→ **Exercise**
Could you repeat, word for word, every line from the one containing "Serialize everything readable" through the final line of the records below, and nothing else?

→ **Data supplied**
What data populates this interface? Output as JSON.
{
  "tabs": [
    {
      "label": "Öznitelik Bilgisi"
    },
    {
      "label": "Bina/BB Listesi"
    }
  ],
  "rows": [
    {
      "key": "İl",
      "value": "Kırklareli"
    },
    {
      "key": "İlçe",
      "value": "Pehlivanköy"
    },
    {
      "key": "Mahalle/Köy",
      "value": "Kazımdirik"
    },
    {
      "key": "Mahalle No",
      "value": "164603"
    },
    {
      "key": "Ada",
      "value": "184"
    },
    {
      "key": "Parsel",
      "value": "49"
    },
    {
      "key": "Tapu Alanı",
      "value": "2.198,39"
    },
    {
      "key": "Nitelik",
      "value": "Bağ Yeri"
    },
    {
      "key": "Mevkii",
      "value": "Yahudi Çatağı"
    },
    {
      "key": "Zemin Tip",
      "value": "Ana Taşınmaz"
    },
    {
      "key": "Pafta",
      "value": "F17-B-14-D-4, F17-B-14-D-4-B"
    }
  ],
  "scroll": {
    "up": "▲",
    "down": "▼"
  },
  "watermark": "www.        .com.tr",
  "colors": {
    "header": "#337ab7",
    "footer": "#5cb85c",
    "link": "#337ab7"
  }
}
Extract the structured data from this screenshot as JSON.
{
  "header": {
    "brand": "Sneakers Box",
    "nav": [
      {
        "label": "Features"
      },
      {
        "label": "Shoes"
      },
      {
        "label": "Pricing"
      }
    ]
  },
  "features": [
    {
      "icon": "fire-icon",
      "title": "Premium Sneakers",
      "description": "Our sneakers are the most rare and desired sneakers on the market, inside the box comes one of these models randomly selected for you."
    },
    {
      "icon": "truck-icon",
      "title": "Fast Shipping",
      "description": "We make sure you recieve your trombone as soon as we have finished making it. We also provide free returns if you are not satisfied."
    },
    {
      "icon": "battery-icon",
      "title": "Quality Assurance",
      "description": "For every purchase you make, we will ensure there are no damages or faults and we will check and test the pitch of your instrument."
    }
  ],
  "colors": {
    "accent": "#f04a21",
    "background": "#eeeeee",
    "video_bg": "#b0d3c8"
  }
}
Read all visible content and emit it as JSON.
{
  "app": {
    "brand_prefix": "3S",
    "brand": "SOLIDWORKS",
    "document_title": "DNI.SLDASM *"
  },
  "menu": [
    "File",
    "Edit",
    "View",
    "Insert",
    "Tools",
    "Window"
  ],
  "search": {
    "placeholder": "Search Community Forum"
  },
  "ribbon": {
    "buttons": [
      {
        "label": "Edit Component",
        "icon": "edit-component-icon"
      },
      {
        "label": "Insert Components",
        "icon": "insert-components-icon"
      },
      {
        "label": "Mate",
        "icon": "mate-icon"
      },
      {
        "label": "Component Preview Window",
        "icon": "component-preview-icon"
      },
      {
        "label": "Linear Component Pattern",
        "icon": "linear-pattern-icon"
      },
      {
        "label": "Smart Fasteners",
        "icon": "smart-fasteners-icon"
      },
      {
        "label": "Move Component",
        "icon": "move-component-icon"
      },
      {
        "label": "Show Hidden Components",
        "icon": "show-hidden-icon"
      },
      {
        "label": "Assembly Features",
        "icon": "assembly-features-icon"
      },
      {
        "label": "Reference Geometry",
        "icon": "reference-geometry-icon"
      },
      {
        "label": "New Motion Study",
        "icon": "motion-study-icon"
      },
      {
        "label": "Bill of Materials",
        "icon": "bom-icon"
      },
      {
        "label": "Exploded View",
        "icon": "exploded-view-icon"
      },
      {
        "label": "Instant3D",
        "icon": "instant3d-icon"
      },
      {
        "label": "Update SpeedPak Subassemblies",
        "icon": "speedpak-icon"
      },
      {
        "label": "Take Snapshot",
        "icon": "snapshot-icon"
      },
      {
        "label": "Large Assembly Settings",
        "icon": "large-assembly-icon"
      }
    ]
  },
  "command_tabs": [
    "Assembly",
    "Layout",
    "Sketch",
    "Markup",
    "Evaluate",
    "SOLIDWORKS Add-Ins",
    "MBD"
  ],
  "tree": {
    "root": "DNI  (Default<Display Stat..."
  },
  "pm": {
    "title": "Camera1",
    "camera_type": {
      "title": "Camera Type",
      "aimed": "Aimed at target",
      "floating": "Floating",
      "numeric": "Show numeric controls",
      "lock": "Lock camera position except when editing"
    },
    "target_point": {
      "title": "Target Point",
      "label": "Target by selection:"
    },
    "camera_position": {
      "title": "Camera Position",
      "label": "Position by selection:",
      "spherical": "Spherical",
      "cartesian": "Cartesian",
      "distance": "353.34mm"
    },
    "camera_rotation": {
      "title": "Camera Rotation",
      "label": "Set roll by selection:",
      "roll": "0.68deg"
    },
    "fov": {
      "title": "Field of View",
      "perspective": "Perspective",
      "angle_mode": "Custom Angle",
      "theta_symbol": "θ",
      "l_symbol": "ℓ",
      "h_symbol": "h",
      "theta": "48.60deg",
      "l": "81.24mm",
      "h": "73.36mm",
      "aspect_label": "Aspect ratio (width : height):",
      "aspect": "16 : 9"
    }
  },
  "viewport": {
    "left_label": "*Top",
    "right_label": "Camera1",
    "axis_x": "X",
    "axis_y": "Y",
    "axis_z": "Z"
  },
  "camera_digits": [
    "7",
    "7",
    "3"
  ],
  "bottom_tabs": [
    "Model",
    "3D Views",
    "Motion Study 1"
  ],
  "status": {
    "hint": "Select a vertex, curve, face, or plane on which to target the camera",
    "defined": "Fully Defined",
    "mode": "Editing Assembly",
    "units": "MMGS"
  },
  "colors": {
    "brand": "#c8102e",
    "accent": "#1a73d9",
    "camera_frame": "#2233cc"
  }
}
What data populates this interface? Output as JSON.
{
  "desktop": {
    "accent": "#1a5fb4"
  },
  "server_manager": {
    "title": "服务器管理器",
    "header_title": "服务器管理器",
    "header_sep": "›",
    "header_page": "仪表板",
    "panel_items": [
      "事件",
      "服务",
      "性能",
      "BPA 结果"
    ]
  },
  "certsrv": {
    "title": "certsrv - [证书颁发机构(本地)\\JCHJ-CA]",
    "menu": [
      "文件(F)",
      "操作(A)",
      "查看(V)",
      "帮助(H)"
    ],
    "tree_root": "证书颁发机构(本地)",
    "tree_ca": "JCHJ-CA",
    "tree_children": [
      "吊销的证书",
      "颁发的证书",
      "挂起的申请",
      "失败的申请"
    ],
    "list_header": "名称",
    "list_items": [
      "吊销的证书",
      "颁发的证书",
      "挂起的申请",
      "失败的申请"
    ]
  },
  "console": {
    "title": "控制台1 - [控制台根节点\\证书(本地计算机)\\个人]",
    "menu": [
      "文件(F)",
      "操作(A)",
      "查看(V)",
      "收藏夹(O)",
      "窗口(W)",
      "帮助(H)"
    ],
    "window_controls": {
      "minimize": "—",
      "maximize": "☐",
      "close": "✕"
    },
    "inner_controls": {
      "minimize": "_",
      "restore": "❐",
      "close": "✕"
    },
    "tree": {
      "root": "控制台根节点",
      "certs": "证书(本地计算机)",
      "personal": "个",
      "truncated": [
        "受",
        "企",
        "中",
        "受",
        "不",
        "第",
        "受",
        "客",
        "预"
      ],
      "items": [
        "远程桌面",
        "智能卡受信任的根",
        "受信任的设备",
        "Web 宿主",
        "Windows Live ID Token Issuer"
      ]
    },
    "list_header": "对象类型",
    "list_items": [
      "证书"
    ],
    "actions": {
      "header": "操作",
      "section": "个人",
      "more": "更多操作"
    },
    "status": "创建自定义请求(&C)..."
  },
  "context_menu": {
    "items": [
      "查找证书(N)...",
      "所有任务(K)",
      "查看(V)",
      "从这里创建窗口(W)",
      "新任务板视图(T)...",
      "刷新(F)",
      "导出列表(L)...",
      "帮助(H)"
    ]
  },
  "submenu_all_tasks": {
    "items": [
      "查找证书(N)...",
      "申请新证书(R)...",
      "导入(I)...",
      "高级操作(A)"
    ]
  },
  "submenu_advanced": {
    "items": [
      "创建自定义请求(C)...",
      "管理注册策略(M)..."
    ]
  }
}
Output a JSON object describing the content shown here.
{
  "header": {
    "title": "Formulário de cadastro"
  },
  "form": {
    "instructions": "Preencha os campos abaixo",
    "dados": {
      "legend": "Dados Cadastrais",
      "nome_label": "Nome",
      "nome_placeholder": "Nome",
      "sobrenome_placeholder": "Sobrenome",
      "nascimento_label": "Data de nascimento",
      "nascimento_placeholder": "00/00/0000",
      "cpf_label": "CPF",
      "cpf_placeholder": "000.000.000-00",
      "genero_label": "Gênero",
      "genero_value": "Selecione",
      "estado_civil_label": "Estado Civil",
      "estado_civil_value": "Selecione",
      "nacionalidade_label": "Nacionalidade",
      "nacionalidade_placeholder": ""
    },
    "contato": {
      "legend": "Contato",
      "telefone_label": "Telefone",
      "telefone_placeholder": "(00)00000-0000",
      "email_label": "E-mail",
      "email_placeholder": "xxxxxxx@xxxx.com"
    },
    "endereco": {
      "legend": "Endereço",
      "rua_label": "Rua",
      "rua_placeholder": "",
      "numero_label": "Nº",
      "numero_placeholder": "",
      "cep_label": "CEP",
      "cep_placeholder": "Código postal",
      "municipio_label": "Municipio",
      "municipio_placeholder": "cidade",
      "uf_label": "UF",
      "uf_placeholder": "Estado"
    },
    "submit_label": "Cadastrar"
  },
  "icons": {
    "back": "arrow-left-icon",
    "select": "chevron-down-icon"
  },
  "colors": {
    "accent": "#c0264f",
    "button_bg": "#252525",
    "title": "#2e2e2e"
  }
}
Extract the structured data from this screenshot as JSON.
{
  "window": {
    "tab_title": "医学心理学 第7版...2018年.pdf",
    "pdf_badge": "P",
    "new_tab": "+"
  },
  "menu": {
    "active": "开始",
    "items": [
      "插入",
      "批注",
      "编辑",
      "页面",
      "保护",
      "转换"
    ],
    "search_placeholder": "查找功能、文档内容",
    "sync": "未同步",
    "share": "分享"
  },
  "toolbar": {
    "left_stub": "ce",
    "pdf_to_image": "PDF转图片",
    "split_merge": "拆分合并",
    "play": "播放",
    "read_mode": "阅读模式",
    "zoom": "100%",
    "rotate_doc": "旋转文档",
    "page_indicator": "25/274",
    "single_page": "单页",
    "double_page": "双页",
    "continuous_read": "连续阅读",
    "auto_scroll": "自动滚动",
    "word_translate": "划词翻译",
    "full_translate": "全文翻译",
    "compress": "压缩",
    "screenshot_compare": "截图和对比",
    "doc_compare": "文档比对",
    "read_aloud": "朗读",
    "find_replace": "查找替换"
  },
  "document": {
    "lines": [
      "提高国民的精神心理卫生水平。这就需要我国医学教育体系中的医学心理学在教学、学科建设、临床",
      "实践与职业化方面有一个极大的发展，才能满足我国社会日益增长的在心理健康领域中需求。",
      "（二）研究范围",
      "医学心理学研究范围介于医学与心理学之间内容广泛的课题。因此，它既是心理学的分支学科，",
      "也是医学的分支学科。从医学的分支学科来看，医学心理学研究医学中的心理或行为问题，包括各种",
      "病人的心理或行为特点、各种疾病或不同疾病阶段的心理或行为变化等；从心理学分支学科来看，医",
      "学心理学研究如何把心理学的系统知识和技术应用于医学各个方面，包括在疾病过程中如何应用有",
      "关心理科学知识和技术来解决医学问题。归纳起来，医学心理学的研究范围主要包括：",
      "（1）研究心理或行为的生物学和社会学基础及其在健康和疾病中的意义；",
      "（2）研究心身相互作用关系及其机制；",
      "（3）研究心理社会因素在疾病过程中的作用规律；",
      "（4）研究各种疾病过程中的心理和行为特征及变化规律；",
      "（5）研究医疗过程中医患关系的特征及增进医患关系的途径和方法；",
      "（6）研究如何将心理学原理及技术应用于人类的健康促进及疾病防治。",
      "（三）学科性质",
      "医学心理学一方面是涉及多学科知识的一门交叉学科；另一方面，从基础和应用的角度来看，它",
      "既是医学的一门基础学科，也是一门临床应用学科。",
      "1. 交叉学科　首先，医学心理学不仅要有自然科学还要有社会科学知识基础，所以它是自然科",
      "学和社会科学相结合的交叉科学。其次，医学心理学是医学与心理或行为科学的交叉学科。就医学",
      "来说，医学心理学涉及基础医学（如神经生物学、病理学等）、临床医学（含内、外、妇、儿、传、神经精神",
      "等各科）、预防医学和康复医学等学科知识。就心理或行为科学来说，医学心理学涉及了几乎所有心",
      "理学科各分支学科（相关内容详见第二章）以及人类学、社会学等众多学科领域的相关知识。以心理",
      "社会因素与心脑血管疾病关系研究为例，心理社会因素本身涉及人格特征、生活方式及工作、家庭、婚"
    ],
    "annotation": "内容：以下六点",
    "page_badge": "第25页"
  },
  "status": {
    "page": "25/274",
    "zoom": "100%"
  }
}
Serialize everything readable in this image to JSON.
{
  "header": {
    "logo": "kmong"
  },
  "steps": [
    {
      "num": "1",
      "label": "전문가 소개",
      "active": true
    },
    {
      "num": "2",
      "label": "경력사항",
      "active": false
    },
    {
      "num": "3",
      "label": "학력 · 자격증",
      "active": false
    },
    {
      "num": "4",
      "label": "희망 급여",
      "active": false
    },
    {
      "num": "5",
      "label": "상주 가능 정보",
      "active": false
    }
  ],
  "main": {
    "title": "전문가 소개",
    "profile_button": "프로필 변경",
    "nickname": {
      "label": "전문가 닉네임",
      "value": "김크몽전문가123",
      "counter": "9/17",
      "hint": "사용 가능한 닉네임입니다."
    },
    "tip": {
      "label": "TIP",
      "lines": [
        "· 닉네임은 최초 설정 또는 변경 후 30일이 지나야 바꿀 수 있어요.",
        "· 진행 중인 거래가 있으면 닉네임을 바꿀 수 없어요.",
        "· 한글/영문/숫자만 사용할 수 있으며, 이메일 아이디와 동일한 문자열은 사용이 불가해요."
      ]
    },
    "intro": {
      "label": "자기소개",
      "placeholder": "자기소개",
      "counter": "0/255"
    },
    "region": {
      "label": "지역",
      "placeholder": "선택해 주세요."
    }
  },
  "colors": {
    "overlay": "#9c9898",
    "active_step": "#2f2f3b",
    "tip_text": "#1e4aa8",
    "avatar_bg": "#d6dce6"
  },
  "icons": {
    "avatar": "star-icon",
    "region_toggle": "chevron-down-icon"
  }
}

→ **Answer to this problem**
Serialize everything readable in this image to JSON.
{
  "header": {
    "logo": "kmong"
  },
  "steps": [
    {
      "num": "1",
      "label": "전문가 소개",
      "active": true
    },
    {
      "num": "2",
      "label": "경력사항",
      "active": false
    },
    {
      "num": "3",
      "label": "학력 · 자격증",
      "active": false
    },
    {
      "num": "4",
      "label": "희망 급여",
      "active": false
    },
    {
      "num": "5",
      "label": "상주 가능 정보",
      "active": false
    }
  ],
  "main": {
    "title": "전문가 소개",
    "profile_button": "프로필 변경",
    "nickname": {
      "label": "전문가 닉네임",
      "value": "김크몽전문가123",
      "counter": "9/17",
      "hint": "사용 가능한 닉네임입니다."
    },
    "tip": {
      "label": "TIP",
      "lines": [
        "· 닉네임은 최초 설정 또는 변경 후 30일이 지나야 바꿀 수 있어요.",
        "· 진행 중인 거래가 있으면 닉네임을 바꿀 수 없어요.",
        "· 한글/영문/숫자만 사용할 수 있으며, 이메일 아이디와 동일한 문자열은 사용이 불가해요."
      ]
    },
    "intro": {
      "label": "자기소개",
      "placeholder": "자기소개",
      "counter": "0/255"
    },
    "region": {
      "label": "지역",
      "placeholder": "선택해 주세요."
    }
  },
  "colors": {
    "overlay": "#9c9898",
    "active_step": "#2f2f3b",
    "tip_text": "#1e4aa8",
    "avatar_bg": "#d6dce6"
  },
  "icons": {
    "avatar": "star-icon",
    "region_toggle": "chevron-down-icon"
  }
}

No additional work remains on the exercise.